● **Task input**
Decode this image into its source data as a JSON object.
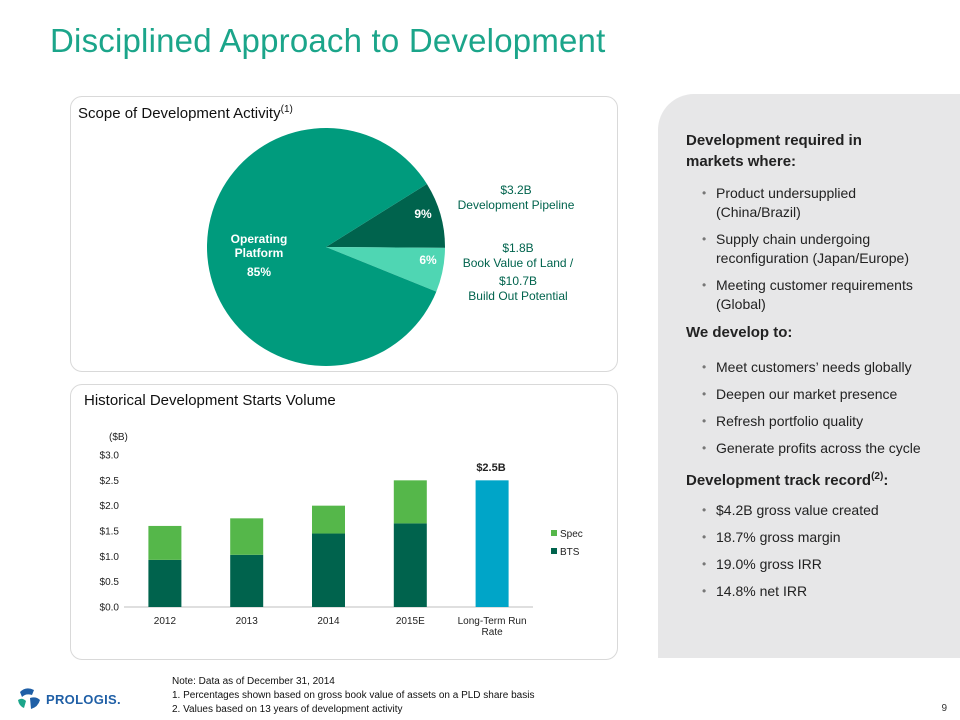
{
  "title": "Disciplined Approach to Development",
  "pie_panel": {
    "title": "Scope of Development Activity",
    "title_sup": "(1)",
    "slices": [
      {
        "label_line1": "Operating",
        "label_line2": "Platform",
        "pct": "85%",
        "value": 85,
        "color": "#009b7d"
      },
      {
        "pct": "9%",
        "value": 9,
        "color": "#00634d"
      },
      {
        "pct": "6%",
        "value": 6,
        "color": "#4fd6b3"
      }
    ],
    "callouts": {
      "pipeline_value": "$3.2B",
      "pipeline_label": "Development Pipeline",
      "land_value": "$1.8B",
      "land_label": "Book Value of Land /",
      "buildout_value": "$10.7B",
      "buildout_label": "Build Out Potential"
    },
    "callout_color": "#00634d"
  },
  "bar_panel": {
    "title": "Historical Development Starts Volume",
    "unit": "($B)",
    "highlight_label": "$2.5B"
  },
  "chart_data": {
    "type": "bar",
    "stacked": true,
    "categories": [
      "2012",
      "2013",
      "2014",
      "2015E",
      "Long-Term Run Rate"
    ],
    "category_lines": [
      [
        "2012"
      ],
      [
        "2013"
      ],
      [
        "2014"
      ],
      [
        "2015E"
      ],
      [
        "Long-Term Run",
        "Rate"
      ]
    ],
    "series": [
      {
        "name": "BTS",
        "values": [
          0.93,
          1.03,
          1.45,
          1.65,
          null
        ],
        "color": "#00634d"
      },
      {
        "name": "Spec",
        "values": [
          0.67,
          0.72,
          0.55,
          0.85,
          null
        ],
        "color": "#55b74a"
      },
      {
        "name": "",
        "values": [
          null,
          null,
          null,
          null,
          2.5
        ],
        "color": "#00a5c8"
      }
    ],
    "yticks": [
      "$0.0",
      "$0.5",
      "$1.0",
      "$1.5",
      "$2.0",
      "$2.5",
      "$3.0"
    ],
    "ylim": [
      0,
      3.0
    ],
    "legend": [
      "Spec",
      "BTS"
    ],
    "legend_placement": "right"
  },
  "right_panel": {
    "heading1_line1": "Development required in",
    "heading1_line2": "markets where:",
    "list1": [
      {
        "l1": "Product undersupplied",
        "l2": "(China/Brazil)"
      },
      {
        "l1": "Supply chain undergoing",
        "l2": "reconfiguration (Japan/Europe)"
      },
      {
        "l1": "Meeting customer requirements",
        "l2": "(Global)"
      }
    ],
    "heading2": "We develop to:",
    "list2": [
      "Meet customers’ needs globally",
      "Deepen our market presence",
      "Refresh portfolio quality",
      "Generate profits across the cycle"
    ],
    "heading3": "Development track record",
    "heading3_sup": "(2)",
    "heading3_suffix": ":",
    "list3": [
      "$4.2B gross value created",
      "18.7% gross margin",
      "19.0% gross IRR",
      "14.8% net IRR"
    ],
    "bullet": "•"
  },
  "notes": {
    "line1": "Note: Data as of December 31, 2014",
    "line2": "1. Percentages shown based on gross book value of assets on a PLD share basis",
    "line3": "2. Values based on 13 years of development activity"
  },
  "logo_text": "PROLOGIS.",
  "logo_icon": "globe-icon",
  "page_number": "9"
}
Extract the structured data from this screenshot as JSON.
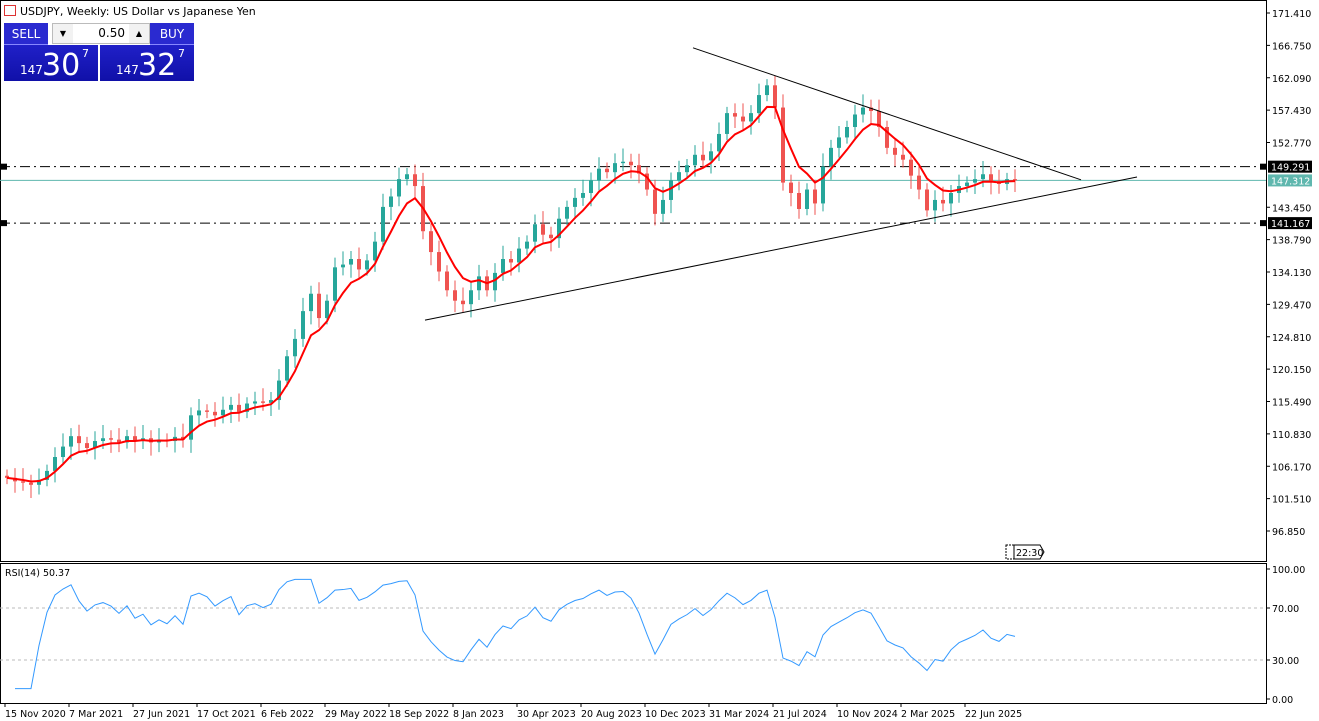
{
  "header": {
    "title": "USDJPY, Weekly:  US Dollar vs Japanese Yen",
    "icons": [
      "list-icon",
      "chart-icon"
    ]
  },
  "trade_panel": {
    "sell_label": "SELL",
    "buy_label": "BUY",
    "lot": "0.50",
    "sell_price": {
      "big": "147",
      "main": "30",
      "sup": "7"
    },
    "buy_price": {
      "big": "147",
      "main": "32",
      "sup": "7"
    }
  },
  "colors": {
    "up": "#26a69a",
    "down": "#ef5350",
    "ma": "#ff0000",
    "rsi": "#3399ff",
    "bid_line": "#5fb7ae"
  },
  "chart_data": {
    "type": "candlestick",
    "symbol": "USDJPY",
    "timeframe": "Weekly",
    "ylim": [
      96.85,
      171.41
    ],
    "y_ticks": [
      "171.410",
      "166.750",
      "162.090",
      "157.430",
      "152.770",
      "143.450",
      "138.790",
      "134.130",
      "129.470",
      "124.810",
      "120.150",
      "115.490",
      "110.830",
      "106.170",
      "101.510",
      "96.850"
    ],
    "x_ticks": [
      "15 Nov 2020",
      "7 Mar 2021",
      "27 Jun 2021",
      "17 Oct 2021",
      "6 Feb 2022",
      "29 May 2022",
      "18 Sep 2022",
      "8 Jan 2023",
      "30 Apr 2023",
      "20 Aug 2023",
      "10 Dec 2023",
      "31 Mar 2024",
      "21 Jul 2024",
      "10 Nov 2024",
      "2 Mar 2025",
      "22 Jun 2025"
    ],
    "closes_biweekly": [
      104.5,
      104.0,
      103.8,
      103.5,
      104.2,
      105.5,
      107.5,
      109.0,
      110.5,
      109.5,
      108.8,
      109.8,
      110.2,
      110.0,
      109.6,
      110.5,
      109.8,
      110.2,
      109.6,
      110.0,
      109.8,
      110.4,
      110.0,
      113.5,
      114.2,
      114.0,
      113.5,
      114.3,
      115.0,
      114.0,
      115.2,
      115.5,
      115.3,
      115.7,
      118.5,
      122.0,
      124.5,
      128.5,
      131.0,
      127.5,
      130.0,
      134.8,
      135.2,
      136.0,
      134.5,
      135.8,
      138.5,
      143.5,
      145.0,
      147.5,
      148.2,
      146.5,
      140.0,
      137.0,
      134.2,
      131.5,
      130.0,
      129.5,
      131.5,
      133.5,
      131.5,
      134.0,
      136.0,
      135.5,
      137.5,
      138.5,
      141.0,
      139.5,
      139.0,
      141.8,
      143.5,
      144.8,
      145.5,
      147.3,
      149.0,
      148.5,
      149.8,
      150.0,
      149.5,
      148.3,
      146.0,
      142.5,
      144.5,
      147.3,
      148.5,
      149.5,
      151.0,
      150.2,
      151.5,
      154.0,
      157.0,
      156.5,
      155.8,
      157.0,
      159.6,
      161.0,
      157.8,
      147.0,
      145.5,
      143.2,
      146.0,
      144.0,
      149.3,
      152.0,
      153.5,
      155.0,
      156.8,
      157.8,
      157.3,
      155.0,
      152.0,
      151.0,
      150.3,
      148.0,
      146.0,
      143.0,
      144.5,
      144.0,
      145.5,
      146.5,
      147.0,
      147.5,
      148.2,
      147.2,
      146.8,
      147.5,
      147.3
    ],
    "levels": [
      {
        "price": 149.291,
        "label": "149.291",
        "style": "dash-dot"
      },
      {
        "price": 141.167,
        "label": "141.167",
        "style": "dash-dot"
      }
    ],
    "current_price": {
      "price": 147.312,
      "label": "147.312"
    },
    "trendlines": [
      {
        "from": {
          "week": 172,
          "price": 166.4
        },
        "to": {
          "week": 269,
          "price": 147.4
        }
      },
      {
        "from": {
          "week": 105,
          "price": 127.2
        },
        "to": {
          "week": 283,
          "price": 147.8
        }
      }
    ],
    "time_marker": "22:30",
    "rsi": {
      "label": "RSI(14) 50.37",
      "ticks": [
        "100.00",
        "70.00",
        "30.00",
        "0.00"
      ],
      "levels": [
        70,
        30
      ]
    }
  }
}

● **Task statement**
Pick out each line containing "USDJPY" and report it.

● **Task result**
    "title": "USDJPY, Weekly:  US Dollar vs Japanese Yen",
    "symbol": "USDJPY",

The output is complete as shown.